◆ **To do**
Which lines hold the word "this"? Copy each of them.

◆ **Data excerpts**

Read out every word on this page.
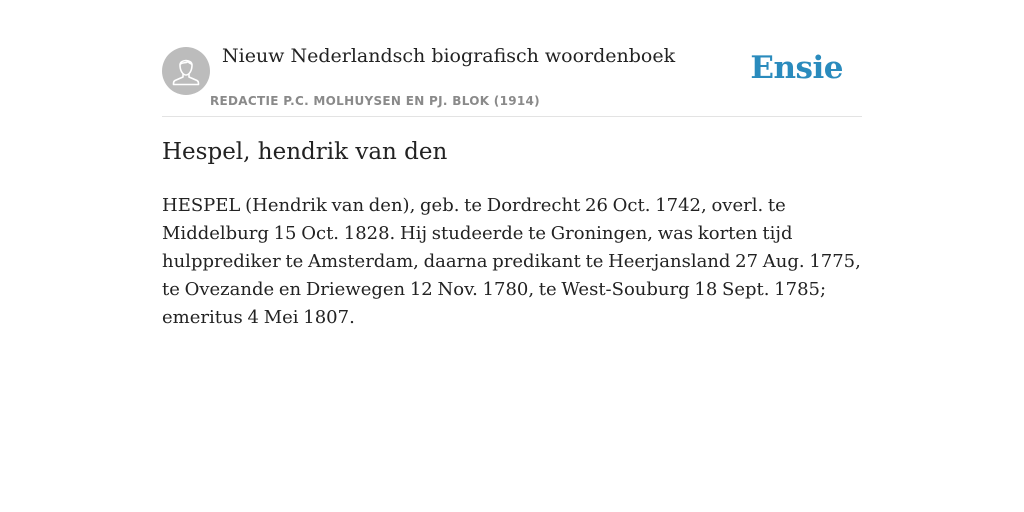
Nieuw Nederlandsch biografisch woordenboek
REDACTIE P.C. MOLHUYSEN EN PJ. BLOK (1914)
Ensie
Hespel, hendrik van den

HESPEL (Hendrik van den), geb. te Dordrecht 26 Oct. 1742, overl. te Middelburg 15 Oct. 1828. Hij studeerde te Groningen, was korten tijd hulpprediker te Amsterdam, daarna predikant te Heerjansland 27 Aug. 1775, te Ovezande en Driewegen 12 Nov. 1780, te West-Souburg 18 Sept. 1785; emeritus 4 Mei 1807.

---

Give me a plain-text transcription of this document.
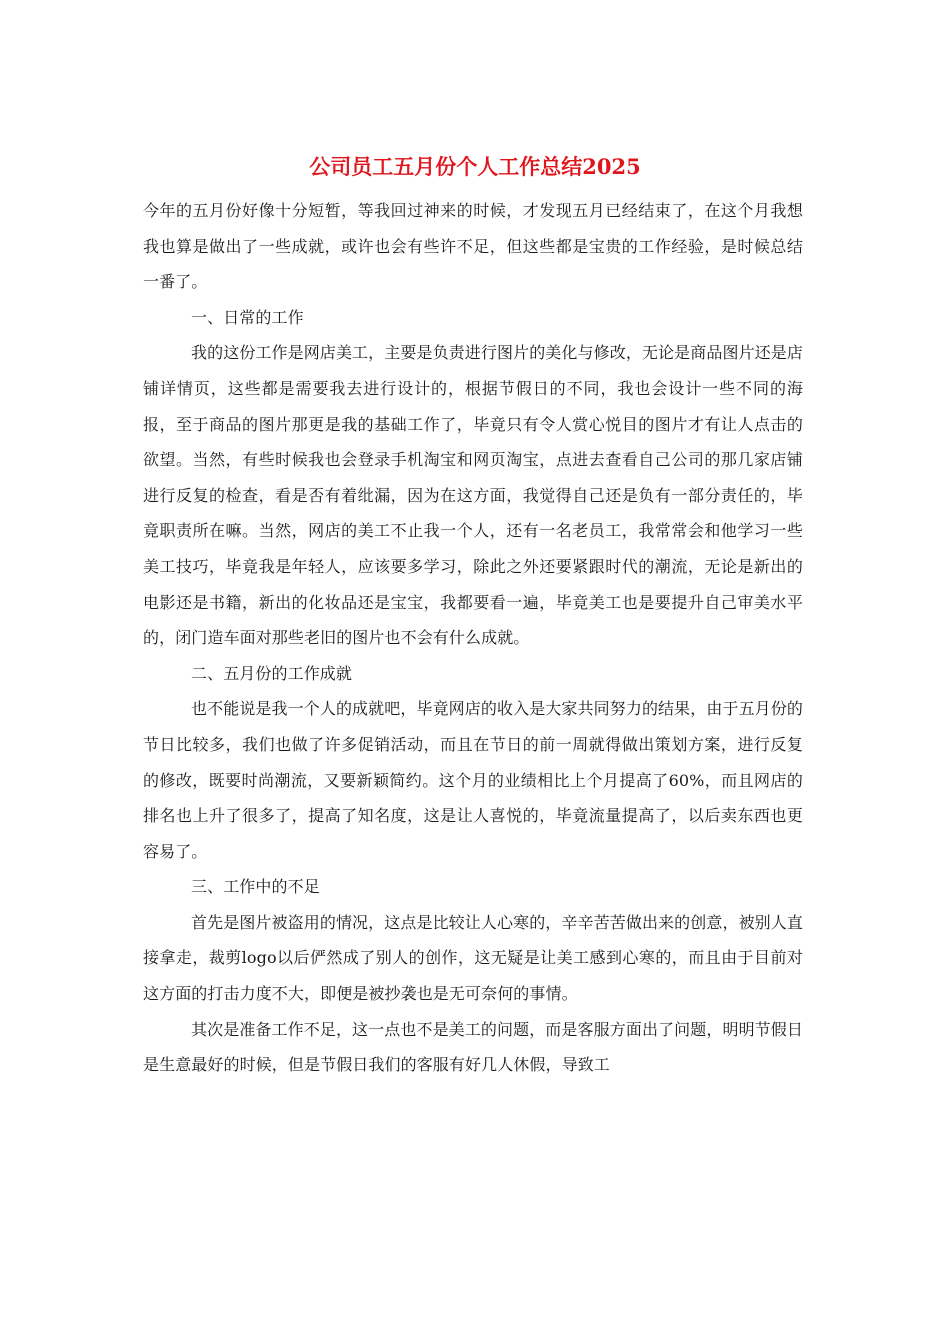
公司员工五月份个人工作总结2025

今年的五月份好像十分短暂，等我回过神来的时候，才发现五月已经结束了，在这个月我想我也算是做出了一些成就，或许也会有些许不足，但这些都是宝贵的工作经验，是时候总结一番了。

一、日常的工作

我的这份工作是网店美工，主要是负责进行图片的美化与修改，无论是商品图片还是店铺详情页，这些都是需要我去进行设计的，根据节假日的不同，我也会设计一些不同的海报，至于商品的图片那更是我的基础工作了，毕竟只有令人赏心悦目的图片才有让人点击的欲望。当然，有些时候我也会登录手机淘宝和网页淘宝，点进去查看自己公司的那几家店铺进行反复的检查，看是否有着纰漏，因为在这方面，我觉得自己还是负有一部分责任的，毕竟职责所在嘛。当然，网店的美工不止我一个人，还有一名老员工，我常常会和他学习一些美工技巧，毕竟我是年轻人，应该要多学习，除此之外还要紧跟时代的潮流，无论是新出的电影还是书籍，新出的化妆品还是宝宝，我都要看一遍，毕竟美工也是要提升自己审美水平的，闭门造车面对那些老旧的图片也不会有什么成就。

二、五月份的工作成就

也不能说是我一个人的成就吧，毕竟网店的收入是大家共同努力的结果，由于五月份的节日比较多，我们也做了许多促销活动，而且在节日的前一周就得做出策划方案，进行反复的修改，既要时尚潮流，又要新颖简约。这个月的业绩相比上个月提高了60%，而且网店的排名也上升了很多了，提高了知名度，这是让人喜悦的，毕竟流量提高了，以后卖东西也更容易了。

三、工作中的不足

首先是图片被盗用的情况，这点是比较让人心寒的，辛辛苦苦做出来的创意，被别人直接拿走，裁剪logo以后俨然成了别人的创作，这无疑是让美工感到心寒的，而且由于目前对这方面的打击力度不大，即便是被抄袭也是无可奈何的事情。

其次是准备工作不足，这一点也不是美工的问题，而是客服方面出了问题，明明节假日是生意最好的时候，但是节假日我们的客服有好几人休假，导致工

◆ **Reply to the task**
Read out every word on this page.
Give me a plain-text transcription of this document.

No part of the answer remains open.